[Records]

......

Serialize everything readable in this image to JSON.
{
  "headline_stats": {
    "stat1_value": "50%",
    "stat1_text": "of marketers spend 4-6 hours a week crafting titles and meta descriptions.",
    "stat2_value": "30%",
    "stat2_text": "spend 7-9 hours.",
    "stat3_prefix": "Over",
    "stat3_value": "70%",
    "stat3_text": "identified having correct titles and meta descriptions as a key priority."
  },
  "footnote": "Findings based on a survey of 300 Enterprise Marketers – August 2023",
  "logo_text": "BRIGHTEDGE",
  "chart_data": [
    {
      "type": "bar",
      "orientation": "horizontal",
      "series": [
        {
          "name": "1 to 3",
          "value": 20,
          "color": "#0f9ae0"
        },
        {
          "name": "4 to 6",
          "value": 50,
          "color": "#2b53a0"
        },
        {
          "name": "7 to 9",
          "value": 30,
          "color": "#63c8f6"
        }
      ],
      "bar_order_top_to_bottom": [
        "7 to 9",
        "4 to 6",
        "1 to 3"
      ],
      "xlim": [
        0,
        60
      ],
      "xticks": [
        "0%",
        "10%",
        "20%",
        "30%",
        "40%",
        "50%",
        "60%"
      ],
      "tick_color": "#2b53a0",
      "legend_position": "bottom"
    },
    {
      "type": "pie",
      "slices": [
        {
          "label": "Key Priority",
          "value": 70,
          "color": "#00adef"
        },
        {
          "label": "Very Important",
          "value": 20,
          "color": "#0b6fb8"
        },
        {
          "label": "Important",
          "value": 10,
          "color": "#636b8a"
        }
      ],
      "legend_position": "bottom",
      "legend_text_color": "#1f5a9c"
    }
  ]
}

......

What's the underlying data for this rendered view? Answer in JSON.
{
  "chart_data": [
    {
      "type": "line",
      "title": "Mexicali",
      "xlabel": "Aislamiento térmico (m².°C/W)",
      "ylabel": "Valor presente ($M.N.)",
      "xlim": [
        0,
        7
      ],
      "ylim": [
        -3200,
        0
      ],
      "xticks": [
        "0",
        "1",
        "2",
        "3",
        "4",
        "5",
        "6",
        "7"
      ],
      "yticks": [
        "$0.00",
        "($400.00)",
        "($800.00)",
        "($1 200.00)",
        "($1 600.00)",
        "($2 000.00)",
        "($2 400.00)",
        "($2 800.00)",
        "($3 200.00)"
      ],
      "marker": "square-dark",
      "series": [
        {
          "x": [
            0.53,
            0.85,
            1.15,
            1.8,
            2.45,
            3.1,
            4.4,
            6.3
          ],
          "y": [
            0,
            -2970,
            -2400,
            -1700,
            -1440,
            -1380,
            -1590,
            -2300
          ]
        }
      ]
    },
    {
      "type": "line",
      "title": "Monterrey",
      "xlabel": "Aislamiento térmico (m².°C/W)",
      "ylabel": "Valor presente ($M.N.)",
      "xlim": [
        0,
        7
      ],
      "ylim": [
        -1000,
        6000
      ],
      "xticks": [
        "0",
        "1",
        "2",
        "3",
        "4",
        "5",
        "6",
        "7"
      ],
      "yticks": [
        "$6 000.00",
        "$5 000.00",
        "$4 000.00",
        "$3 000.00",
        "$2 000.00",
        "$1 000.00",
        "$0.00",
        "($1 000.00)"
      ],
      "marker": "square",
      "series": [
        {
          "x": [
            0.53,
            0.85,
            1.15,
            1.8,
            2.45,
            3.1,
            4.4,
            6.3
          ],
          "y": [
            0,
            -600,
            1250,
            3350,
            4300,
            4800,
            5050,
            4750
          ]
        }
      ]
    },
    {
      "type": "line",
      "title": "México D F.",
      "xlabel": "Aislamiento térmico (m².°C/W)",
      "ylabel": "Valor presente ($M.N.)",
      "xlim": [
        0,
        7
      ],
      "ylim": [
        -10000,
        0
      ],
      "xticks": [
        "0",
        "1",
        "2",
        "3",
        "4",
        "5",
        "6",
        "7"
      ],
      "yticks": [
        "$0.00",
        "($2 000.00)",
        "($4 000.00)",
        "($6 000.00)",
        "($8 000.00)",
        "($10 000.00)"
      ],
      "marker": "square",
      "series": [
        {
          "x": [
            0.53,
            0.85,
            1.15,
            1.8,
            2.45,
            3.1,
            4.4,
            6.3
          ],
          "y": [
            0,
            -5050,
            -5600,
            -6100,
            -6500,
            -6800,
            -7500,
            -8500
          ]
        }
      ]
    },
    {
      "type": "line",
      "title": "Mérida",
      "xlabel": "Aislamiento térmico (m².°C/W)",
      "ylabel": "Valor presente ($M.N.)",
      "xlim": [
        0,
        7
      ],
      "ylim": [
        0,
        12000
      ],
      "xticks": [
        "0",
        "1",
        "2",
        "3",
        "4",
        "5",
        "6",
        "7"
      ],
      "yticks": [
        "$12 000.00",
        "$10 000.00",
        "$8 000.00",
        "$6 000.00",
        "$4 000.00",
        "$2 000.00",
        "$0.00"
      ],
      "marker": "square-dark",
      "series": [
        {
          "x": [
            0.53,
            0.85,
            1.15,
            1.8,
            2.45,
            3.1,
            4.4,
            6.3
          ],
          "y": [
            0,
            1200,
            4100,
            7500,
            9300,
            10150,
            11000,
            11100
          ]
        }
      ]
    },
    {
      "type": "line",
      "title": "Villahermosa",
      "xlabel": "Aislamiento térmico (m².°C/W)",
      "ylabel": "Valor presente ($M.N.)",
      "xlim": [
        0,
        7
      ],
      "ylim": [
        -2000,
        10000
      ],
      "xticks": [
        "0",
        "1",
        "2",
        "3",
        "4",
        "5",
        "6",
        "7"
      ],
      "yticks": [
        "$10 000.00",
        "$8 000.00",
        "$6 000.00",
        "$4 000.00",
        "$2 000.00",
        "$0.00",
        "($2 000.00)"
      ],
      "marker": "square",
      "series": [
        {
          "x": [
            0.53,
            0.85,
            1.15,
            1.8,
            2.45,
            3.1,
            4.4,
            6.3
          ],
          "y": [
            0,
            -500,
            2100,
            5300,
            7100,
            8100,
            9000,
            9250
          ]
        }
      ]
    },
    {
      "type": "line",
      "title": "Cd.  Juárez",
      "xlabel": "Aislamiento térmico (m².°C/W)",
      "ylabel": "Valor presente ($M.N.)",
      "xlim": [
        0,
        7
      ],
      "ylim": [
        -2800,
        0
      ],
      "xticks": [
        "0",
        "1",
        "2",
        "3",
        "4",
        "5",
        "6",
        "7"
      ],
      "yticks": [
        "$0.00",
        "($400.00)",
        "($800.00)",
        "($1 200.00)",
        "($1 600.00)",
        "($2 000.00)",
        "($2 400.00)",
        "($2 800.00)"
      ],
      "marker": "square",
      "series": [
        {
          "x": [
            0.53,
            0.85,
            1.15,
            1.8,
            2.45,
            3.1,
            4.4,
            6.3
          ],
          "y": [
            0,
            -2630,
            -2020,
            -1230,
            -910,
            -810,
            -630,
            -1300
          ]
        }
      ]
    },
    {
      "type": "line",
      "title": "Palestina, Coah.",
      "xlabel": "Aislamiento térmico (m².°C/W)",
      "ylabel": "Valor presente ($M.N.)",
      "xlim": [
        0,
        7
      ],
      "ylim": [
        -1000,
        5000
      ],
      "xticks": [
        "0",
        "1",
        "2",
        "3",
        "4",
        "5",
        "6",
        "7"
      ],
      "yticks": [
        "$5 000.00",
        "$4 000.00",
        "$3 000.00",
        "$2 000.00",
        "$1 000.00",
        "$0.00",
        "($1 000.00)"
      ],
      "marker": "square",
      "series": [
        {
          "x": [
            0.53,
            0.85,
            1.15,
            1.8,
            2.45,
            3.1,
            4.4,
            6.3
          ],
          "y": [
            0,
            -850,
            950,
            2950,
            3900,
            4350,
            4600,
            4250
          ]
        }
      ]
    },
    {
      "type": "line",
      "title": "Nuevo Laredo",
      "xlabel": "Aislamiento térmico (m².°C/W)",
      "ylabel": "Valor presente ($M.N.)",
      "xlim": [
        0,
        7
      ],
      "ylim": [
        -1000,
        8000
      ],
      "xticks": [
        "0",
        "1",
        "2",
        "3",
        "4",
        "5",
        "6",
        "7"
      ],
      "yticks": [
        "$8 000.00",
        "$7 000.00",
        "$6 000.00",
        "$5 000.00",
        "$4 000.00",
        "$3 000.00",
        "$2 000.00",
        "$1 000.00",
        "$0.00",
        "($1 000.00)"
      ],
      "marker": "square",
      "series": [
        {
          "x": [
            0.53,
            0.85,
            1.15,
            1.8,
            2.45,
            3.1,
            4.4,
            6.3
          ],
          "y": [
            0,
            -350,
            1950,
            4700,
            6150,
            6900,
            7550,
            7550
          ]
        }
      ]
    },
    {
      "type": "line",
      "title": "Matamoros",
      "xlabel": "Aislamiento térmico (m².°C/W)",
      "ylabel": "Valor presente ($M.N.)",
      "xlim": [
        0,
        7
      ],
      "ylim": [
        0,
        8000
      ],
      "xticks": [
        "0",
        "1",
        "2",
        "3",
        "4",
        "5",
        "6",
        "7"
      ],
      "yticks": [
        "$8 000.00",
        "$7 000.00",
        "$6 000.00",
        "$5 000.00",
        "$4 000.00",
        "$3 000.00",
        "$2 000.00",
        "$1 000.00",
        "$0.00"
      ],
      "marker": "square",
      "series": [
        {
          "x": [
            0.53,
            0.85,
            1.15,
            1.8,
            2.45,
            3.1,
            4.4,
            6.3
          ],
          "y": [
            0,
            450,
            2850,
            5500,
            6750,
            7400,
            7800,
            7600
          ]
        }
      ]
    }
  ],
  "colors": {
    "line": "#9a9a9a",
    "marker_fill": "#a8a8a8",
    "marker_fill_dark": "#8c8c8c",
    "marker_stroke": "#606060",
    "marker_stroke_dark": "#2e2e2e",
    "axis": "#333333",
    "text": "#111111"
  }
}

......

[TO DO] Copy every line of the material in which the word "descriptions" occurs.

[FINISHED ANSWER]
    "stat1_text": "of marketers spend 4-6 hours a week crafting titles and meta descriptions.",
    "stat3_text": "identified having correct titles and meta descriptions as a key priority."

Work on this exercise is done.